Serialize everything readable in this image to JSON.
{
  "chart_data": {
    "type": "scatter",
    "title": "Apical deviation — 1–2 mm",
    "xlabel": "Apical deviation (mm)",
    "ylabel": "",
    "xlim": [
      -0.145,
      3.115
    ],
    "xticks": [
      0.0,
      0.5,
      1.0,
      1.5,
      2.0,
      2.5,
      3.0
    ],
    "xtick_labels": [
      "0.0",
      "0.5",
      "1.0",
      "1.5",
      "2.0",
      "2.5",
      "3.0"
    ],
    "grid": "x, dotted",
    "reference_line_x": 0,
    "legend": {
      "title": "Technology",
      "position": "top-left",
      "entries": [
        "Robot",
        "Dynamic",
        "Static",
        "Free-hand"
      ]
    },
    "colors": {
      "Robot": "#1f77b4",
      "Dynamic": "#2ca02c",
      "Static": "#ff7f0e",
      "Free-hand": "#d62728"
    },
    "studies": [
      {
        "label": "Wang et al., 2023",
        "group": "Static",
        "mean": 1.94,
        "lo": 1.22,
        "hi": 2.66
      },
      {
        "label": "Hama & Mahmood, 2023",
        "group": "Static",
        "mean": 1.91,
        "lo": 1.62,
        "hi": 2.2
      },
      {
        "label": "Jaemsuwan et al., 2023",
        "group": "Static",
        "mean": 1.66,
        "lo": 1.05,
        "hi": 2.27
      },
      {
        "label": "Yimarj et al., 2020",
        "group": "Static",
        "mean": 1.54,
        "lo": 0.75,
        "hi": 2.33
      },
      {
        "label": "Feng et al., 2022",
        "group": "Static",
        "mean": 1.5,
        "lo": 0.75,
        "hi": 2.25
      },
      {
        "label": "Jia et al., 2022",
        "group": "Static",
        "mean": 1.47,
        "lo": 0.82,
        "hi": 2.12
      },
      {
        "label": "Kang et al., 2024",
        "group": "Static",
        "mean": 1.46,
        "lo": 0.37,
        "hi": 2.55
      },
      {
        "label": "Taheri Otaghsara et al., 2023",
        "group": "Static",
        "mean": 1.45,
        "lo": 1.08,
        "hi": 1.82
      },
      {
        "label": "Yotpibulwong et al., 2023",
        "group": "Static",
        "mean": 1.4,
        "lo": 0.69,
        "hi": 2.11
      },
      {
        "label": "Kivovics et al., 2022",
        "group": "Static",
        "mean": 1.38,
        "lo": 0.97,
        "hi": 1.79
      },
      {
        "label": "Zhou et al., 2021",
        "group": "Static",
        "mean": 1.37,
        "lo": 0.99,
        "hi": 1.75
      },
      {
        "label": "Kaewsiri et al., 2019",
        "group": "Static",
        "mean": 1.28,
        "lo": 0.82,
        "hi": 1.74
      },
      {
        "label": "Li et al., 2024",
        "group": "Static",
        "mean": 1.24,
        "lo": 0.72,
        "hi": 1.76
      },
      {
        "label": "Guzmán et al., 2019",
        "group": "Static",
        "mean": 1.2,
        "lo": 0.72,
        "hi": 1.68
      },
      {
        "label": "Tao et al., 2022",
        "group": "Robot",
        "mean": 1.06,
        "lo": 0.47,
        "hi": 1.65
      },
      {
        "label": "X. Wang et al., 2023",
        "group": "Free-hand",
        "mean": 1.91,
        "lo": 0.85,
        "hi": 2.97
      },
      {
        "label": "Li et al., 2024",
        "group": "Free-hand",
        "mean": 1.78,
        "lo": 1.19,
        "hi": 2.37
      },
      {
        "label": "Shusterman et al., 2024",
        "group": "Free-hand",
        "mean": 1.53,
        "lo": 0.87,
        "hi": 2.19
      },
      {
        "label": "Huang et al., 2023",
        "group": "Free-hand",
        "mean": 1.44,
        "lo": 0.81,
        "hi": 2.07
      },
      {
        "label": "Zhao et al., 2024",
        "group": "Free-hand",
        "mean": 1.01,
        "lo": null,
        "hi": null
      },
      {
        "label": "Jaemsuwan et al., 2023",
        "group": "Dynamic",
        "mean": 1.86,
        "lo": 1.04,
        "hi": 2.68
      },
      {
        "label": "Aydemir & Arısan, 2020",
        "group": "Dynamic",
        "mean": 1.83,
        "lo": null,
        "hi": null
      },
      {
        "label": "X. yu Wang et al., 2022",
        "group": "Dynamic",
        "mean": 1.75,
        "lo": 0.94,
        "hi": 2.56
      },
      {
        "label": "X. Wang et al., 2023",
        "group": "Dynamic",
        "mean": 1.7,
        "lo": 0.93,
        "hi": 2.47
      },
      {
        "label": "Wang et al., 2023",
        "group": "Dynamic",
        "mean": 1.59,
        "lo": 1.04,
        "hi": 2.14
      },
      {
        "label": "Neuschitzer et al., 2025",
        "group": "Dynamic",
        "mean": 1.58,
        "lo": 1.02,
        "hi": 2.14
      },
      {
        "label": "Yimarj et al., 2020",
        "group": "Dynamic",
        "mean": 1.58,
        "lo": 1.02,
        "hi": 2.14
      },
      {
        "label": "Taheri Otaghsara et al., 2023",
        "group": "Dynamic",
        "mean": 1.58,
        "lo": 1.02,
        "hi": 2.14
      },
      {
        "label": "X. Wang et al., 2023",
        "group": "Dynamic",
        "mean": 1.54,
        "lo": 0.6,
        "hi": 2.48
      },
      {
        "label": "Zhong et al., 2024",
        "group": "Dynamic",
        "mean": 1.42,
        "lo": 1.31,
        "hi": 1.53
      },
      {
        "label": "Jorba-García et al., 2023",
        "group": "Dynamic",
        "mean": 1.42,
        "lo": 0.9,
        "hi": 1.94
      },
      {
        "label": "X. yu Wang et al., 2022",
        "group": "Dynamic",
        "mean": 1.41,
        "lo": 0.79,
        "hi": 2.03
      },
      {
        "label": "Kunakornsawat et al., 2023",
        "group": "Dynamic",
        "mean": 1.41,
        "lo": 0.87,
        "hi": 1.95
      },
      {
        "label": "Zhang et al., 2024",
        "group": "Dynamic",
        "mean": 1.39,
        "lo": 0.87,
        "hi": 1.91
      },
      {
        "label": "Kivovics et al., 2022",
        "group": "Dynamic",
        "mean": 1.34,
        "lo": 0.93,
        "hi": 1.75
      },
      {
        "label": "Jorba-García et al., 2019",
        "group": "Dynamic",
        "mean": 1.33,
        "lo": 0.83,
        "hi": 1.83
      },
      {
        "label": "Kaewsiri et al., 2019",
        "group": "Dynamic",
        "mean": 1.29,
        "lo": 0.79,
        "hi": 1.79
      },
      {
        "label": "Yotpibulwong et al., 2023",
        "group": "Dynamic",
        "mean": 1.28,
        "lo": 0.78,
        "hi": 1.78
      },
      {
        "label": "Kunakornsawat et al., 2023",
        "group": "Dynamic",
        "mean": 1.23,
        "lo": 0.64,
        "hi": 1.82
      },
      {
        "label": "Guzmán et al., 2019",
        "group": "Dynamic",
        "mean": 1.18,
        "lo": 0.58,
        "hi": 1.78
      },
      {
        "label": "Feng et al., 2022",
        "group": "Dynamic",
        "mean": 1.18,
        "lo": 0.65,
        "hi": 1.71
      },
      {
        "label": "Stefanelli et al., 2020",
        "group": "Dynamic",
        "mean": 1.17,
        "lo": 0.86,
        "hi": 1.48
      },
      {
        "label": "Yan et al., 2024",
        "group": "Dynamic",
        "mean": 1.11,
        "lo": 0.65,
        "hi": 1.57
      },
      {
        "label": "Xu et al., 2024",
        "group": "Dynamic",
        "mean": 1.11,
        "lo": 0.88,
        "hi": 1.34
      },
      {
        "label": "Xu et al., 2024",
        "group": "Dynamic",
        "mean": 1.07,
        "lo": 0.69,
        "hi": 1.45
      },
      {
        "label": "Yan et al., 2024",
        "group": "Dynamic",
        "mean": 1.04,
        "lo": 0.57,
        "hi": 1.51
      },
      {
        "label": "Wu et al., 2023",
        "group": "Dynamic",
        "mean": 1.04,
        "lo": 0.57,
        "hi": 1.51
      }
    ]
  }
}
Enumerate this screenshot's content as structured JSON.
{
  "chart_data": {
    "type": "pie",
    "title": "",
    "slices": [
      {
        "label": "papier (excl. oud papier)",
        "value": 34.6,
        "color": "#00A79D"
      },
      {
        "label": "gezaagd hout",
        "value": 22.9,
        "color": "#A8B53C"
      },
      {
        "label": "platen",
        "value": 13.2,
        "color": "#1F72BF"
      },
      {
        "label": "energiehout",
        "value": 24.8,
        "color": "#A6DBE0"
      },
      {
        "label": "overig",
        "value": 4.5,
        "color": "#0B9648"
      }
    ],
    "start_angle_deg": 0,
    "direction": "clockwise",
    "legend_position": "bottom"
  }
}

__________

• Short problem:
From the listing, copy each line containing the word "Jorba".

• Full output:
        "label": "Jorba-García et al., 2023",
        "label": "Jorba-García et al., 2019",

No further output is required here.